• _Set problem_:
State how many lines of the entries hold the string "functions". Reply with the number alone.

[Dataset rows]
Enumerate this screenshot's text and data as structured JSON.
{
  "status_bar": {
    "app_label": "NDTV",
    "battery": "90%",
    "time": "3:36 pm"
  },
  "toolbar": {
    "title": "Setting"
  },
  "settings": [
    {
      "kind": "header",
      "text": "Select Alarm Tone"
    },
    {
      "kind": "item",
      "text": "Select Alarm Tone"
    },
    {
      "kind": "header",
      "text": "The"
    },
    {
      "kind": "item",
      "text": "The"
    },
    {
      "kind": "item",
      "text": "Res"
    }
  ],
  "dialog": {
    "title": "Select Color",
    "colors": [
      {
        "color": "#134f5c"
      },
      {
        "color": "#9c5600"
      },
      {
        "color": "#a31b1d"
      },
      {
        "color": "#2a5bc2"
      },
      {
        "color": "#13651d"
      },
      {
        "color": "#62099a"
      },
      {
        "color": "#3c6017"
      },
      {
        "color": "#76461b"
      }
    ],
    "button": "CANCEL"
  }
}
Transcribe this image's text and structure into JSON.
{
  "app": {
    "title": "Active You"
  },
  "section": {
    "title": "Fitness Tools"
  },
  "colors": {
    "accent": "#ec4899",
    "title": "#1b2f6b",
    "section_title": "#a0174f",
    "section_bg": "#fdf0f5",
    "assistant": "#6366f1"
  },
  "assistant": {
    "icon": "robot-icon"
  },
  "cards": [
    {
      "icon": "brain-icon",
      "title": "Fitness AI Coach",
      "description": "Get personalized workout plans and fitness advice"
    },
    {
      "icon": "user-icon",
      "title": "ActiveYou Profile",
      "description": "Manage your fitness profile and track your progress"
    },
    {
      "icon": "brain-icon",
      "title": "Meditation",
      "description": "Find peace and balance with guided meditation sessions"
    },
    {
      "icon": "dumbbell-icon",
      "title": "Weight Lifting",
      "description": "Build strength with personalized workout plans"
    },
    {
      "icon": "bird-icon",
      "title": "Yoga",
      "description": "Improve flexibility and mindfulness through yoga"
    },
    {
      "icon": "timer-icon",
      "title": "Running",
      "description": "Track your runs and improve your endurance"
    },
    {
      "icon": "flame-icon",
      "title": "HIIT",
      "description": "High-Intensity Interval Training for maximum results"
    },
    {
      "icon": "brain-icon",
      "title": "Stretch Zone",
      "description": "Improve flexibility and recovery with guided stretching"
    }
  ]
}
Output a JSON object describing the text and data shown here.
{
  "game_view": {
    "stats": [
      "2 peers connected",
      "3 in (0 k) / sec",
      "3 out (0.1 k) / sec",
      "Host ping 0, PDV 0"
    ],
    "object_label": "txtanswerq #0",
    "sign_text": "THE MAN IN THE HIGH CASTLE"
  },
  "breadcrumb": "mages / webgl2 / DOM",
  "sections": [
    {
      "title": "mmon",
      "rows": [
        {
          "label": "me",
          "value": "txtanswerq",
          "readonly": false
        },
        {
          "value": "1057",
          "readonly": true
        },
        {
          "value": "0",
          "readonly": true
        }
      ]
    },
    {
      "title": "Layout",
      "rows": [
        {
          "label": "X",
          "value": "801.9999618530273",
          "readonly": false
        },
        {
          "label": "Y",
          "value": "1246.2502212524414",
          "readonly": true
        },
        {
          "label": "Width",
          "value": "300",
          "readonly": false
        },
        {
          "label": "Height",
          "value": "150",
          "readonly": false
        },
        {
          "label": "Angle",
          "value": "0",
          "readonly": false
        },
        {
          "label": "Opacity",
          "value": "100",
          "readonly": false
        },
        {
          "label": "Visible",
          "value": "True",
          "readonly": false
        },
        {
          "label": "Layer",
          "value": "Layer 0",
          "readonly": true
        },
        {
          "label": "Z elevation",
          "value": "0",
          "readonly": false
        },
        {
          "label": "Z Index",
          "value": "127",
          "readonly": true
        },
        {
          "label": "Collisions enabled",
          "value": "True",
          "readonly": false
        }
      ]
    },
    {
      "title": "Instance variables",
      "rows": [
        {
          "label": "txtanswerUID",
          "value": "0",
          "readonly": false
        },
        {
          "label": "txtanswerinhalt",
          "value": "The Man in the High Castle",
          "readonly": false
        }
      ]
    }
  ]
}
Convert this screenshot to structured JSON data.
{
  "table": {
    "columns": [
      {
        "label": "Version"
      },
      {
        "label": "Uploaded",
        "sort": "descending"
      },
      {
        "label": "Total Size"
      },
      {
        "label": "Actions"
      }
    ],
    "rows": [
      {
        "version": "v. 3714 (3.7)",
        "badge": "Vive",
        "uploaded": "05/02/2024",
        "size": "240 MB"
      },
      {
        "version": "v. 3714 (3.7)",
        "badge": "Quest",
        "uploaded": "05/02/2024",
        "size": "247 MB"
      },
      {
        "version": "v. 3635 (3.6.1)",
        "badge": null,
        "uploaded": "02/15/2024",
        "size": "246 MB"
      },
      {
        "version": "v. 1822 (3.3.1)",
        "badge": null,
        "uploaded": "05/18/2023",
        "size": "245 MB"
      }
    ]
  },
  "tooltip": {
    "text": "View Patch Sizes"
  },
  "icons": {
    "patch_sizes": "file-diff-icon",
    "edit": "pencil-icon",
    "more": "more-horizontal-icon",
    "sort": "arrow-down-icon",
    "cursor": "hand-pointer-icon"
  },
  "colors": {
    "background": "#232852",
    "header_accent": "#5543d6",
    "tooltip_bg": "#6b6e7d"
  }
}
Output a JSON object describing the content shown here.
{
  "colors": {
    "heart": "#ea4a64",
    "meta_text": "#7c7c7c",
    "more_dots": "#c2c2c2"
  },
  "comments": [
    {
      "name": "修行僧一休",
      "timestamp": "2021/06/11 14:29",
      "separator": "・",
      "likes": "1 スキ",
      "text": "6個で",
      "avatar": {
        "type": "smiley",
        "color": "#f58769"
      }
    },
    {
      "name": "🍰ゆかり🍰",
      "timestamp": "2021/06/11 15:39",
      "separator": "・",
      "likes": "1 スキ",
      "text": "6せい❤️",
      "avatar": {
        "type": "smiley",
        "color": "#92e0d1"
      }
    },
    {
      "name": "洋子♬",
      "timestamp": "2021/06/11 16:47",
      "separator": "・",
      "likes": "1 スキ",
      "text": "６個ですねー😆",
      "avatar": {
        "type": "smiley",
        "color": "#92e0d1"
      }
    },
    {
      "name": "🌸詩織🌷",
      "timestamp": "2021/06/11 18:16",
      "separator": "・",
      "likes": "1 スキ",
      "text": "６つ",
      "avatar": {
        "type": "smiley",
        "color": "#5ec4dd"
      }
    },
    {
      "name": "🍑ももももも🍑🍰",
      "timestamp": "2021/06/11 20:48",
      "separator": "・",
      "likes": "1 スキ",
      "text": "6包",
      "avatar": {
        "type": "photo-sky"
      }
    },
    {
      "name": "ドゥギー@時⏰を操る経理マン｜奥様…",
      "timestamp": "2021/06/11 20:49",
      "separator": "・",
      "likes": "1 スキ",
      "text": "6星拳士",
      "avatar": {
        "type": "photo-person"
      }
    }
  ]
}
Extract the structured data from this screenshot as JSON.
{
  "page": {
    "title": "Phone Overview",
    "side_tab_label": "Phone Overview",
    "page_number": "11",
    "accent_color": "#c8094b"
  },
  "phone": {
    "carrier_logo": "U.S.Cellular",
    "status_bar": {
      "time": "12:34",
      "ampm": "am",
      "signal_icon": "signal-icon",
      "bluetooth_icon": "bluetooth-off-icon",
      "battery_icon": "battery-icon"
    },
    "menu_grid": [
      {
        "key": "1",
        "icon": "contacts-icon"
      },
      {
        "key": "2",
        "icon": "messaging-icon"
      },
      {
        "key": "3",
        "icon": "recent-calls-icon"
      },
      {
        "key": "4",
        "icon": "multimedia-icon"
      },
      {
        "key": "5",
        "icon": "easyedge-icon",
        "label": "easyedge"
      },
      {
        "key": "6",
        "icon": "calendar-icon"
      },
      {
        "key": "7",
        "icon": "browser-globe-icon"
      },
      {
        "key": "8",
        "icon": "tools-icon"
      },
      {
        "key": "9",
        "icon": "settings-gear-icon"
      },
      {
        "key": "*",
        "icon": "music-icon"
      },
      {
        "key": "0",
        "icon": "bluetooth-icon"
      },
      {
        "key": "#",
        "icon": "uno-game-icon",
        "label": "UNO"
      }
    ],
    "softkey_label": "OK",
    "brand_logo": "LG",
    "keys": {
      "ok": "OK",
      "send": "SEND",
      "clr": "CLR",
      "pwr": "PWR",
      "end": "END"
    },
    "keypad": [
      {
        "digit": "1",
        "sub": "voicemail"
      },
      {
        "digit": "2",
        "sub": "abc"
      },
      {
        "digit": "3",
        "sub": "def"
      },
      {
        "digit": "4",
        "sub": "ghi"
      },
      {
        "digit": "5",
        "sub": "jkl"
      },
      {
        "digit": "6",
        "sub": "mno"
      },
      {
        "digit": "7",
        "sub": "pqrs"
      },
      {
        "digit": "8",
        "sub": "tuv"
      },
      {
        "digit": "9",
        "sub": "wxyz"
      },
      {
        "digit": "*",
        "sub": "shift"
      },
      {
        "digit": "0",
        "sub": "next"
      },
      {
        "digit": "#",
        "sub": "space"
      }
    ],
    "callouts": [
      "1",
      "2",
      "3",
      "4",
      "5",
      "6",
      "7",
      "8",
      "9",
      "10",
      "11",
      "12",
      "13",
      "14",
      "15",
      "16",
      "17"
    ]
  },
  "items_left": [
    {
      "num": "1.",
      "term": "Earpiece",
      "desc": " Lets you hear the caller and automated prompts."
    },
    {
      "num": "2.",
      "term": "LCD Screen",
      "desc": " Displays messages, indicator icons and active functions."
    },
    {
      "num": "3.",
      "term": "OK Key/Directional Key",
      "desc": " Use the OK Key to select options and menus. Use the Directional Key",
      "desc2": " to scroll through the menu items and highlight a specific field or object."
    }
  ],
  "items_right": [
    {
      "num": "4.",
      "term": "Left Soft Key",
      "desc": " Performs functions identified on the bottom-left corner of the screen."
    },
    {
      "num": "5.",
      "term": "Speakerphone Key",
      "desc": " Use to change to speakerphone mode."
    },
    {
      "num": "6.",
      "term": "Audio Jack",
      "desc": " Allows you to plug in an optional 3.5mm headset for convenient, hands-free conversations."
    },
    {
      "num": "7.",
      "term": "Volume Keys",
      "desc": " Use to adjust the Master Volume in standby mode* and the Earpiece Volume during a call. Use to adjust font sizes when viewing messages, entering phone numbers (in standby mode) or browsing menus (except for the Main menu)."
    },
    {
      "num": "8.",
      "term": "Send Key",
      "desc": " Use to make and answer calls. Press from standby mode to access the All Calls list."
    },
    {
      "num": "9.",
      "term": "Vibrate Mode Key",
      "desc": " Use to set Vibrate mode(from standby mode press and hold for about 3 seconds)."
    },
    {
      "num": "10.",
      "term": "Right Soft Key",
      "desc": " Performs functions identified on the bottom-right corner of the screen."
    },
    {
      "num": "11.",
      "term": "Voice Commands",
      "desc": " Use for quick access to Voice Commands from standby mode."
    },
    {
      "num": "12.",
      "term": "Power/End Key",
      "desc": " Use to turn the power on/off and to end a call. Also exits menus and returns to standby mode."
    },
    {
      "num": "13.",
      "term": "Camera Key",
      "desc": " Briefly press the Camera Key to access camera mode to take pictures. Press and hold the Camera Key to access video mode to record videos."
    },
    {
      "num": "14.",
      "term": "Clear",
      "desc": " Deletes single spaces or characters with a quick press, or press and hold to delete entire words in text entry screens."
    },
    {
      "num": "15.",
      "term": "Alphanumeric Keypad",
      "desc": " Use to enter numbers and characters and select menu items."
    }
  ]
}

• _Correct answer_:
3